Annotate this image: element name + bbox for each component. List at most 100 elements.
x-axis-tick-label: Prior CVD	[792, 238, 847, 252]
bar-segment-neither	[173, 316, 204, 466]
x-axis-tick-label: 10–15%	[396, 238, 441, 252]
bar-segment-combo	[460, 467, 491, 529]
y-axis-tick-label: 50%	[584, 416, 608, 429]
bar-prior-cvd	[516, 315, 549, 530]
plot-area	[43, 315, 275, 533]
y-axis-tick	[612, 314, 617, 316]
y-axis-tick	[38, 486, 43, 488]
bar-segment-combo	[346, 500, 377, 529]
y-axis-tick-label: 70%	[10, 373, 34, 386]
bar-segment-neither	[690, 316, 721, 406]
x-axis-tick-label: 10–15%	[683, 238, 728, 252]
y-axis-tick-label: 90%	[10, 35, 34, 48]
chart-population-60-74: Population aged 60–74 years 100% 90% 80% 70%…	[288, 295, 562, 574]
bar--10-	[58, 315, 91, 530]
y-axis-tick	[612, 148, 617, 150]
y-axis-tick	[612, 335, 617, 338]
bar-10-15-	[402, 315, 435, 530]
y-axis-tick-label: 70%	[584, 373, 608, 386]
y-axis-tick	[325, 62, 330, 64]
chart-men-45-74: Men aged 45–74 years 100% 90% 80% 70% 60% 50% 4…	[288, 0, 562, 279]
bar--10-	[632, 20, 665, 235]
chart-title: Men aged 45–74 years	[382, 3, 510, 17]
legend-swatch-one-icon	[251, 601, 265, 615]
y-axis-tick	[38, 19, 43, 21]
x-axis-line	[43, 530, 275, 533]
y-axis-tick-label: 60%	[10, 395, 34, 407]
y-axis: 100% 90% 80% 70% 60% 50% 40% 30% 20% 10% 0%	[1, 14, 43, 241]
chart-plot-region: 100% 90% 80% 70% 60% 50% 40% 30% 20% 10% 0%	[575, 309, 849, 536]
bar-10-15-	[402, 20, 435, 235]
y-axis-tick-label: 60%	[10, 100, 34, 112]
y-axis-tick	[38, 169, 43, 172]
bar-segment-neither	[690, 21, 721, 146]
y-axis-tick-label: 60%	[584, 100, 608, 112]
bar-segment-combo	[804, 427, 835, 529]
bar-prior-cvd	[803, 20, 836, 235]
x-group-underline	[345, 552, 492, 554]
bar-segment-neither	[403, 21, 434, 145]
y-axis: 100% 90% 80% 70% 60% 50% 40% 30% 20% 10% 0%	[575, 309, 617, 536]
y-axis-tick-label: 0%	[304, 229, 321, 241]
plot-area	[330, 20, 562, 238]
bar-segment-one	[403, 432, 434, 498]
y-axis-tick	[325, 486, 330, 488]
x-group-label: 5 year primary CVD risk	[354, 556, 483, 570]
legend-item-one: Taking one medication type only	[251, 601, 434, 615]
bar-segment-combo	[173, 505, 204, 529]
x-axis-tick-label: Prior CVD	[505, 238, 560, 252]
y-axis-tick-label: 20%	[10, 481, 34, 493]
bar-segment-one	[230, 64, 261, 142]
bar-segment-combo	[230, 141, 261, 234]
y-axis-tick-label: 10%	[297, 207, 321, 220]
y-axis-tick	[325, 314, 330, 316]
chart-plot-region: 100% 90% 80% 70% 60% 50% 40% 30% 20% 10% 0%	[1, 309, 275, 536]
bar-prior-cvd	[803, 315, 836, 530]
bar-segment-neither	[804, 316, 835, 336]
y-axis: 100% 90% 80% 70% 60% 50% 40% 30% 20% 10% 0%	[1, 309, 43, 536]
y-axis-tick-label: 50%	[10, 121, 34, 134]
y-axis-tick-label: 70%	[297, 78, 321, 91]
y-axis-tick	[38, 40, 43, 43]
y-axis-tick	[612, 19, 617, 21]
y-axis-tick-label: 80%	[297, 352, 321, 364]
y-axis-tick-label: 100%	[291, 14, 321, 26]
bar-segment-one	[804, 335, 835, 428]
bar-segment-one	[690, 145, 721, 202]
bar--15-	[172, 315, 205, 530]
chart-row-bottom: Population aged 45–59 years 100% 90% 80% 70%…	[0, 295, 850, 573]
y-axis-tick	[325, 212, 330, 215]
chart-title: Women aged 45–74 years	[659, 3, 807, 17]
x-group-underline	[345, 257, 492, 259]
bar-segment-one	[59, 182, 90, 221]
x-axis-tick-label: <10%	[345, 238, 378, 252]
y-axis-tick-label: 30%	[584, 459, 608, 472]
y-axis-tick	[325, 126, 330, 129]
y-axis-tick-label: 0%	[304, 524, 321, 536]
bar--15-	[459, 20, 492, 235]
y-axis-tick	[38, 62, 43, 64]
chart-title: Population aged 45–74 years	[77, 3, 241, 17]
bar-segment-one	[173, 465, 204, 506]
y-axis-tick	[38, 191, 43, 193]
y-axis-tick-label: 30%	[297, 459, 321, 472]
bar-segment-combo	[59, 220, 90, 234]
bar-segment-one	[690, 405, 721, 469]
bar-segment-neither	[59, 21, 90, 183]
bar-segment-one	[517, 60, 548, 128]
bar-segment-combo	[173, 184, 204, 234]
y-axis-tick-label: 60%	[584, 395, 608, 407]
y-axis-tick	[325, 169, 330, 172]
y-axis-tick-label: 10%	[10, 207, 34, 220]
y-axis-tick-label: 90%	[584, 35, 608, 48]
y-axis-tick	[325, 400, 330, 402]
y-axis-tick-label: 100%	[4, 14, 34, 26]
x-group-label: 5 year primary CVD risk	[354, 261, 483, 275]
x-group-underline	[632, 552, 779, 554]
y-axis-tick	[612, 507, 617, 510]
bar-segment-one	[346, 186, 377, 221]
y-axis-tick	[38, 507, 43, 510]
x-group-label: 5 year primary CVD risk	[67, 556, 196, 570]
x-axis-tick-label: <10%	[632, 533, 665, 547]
◆ ◆ ◆ ◆ ◆ ◆ ◆
▶ _EXERCISE_:
Return all of the records above unchanged, line for line.

▶ _EXERCISE OUTPUT_:
Annotate this image: element name + bbox for each component. List at most 100 elements.
x-axis-tick-label: Prior CVD	[792, 238, 847, 252]
bar-segment-neither	[173, 316, 204, 466]
x-axis-tick-label: 10–15%	[396, 238, 441, 252]
bar-segment-combo	[460, 467, 491, 529]
y-axis-tick-label: 50%	[584, 416, 608, 429]
bar-prior-cvd	[516, 315, 549, 530]
plot-area	[43, 315, 275, 533]
y-axis-tick	[612, 314, 617, 316]
y-axis-tick	[38, 486, 43, 488]
bar-segment-combo	[346, 500, 377, 529]
y-axis-tick-label: 70%	[10, 373, 34, 386]
bar-segment-neither	[690, 316, 721, 406]
x-axis-tick-label: 10–15%	[683, 238, 728, 252]
y-axis-tick-label: 90%	[10, 35, 34, 48]
chart-population-60-74: Population aged 60–74 years 100% 90% 80% 70%…	[288, 295, 562, 574]
bar--10-	[58, 315, 91, 530]
y-axis-tick	[612, 148, 617, 150]
y-axis-tick	[612, 335, 617, 338]
bar-10-15-	[402, 315, 435, 530]
y-axis-tick-label: 70%	[584, 373, 608, 386]
y-axis-tick	[325, 62, 330, 64]
chart-men-45-74: Men aged 45–74 years 100% 90% 80% 70% 60% 50% 4…	[288, 0, 562, 279]
bar--10-	[632, 20, 665, 235]
chart-title: Men aged 45–74 years	[382, 3, 510, 17]
legend-swatch-one-icon	[251, 601, 265, 615]
y-axis-tick	[38, 19, 43, 21]
x-axis-line	[43, 530, 275, 533]
y-axis-tick-label: 60%	[10, 395, 34, 407]
y-axis: 100% 90% 80% 70% 60% 50% 40% 30% 20% 10% 0%	[1, 14, 43, 241]
chart-plot-region: 100% 90% 80% 70% 60% 50% 40% 30% 20% 10% 0%	[575, 309, 849, 536]
bar-10-15-	[402, 20, 435, 235]
y-axis-tick-label: 60%	[10, 100, 34, 112]
y-axis-tick	[38, 169, 43, 172]
bar-segment-neither	[690, 21, 721, 146]
y-axis-tick-label: 60%	[584, 100, 608, 112]
bar-segment-combo	[804, 427, 835, 529]
bar-prior-cvd	[803, 20, 836, 235]
x-group-underline	[345, 552, 492, 554]
bar-segment-neither	[403, 21, 434, 145]
y-axis: 100% 90% 80% 70% 60% 50% 40% 30% 20% 10% 0%	[575, 309, 617, 536]
y-axis-tick-label: 0%	[304, 229, 321, 241]
plot-area	[330, 20, 562, 238]
bar-segment-one	[403, 432, 434, 498]
y-axis-tick	[325, 486, 330, 488]
x-group-label: 5 year primary CVD risk	[354, 556, 483, 570]
legend-item-one: Taking one medication type only	[251, 601, 434, 615]
bar-segment-combo	[173, 505, 204, 529]
x-axis-tick-label: Prior CVD	[505, 238, 560, 252]
y-axis-tick-label: 20%	[10, 481, 34, 493]
bar-segment-one	[230, 64, 261, 142]
bar-segment-combo	[230, 141, 261, 234]
y-axis-tick-label: 10%	[297, 207, 321, 220]
y-axis-tick	[325, 314, 330, 316]
chart-plot-region: 100% 90% 80% 70% 60% 50% 40% 30% 20% 10% 0%	[1, 309, 275, 536]
bar-prior-cvd	[803, 315, 836, 530]
bar-segment-neither	[804, 316, 835, 336]
y-axis: 100% 90% 80% 70% 60% 50% 40% 30% 20% 10% 0%	[1, 309, 43, 536]
y-axis-tick-label: 50%	[10, 121, 34, 134]
y-axis-tick-label: 70%	[297, 78, 321, 91]
y-axis-tick	[38, 40, 43, 43]
y-axis-tick	[612, 19, 617, 21]
y-axis-tick-label: 80%	[297, 352, 321, 364]
y-axis-tick-label: 100%	[291, 14, 321, 26]
bar-segment-one	[804, 335, 835, 428]
bar-segment-one	[690, 145, 721, 202]
bar--15-	[172, 315, 205, 530]
chart-row-bottom: Population aged 45–59 years 100% 90% 80% 70%…	[0, 295, 850, 573]
y-axis-tick	[325, 212, 330, 215]
chart-title: Women aged 45–74 years	[659, 3, 807, 17]
x-group-underline	[345, 257, 492, 259]
bar-segment-one	[59, 182, 90, 221]
x-axis-tick-label: <10%	[345, 238, 378, 252]
y-axis-tick-label: 30%	[584, 459, 608, 472]
y-axis-tick	[325, 126, 330, 129]
y-axis-tick-label: 0%	[304, 524, 321, 536]
bar--15-	[459, 20, 492, 235]
y-axis-tick	[38, 62, 43, 64]
chart-title: Population aged 45–74 years	[77, 3, 241, 17]
bar-segment-one	[173, 465, 204, 506]
y-axis-tick	[38, 191, 43, 193]
y-axis-tick-label: 30%	[297, 459, 321, 472]
bar-segment-combo	[59, 220, 90, 234]
bar-segment-one	[690, 405, 721, 469]
bar-segment-neither	[59, 21, 90, 183]
bar-segment-one	[517, 60, 548, 128]
bar-segment-combo	[173, 184, 204, 234]
y-axis-tick-label: 60%	[584, 395, 608, 407]
y-axis-tick	[325, 169, 330, 172]
y-axis-tick-label: 10%	[10, 207, 34, 220]
y-axis-tick-label: 90%	[584, 35, 608, 48]
y-axis-tick	[325, 400, 330, 402]
y-axis-tick-label: 100%	[4, 14, 34, 26]
x-group-label: 5 year primary CVD risk	[354, 261, 483, 275]
x-group-underline	[632, 552, 779, 554]
y-axis-tick	[612, 507, 617, 510]
bar-segment-one	[346, 186, 377, 221]
y-axis-tick	[38, 507, 43, 510]
x-group-label: 5 year primary CVD risk	[67, 556, 196, 570]
x-axis-tick-label: <10%	[632, 533, 665, 547]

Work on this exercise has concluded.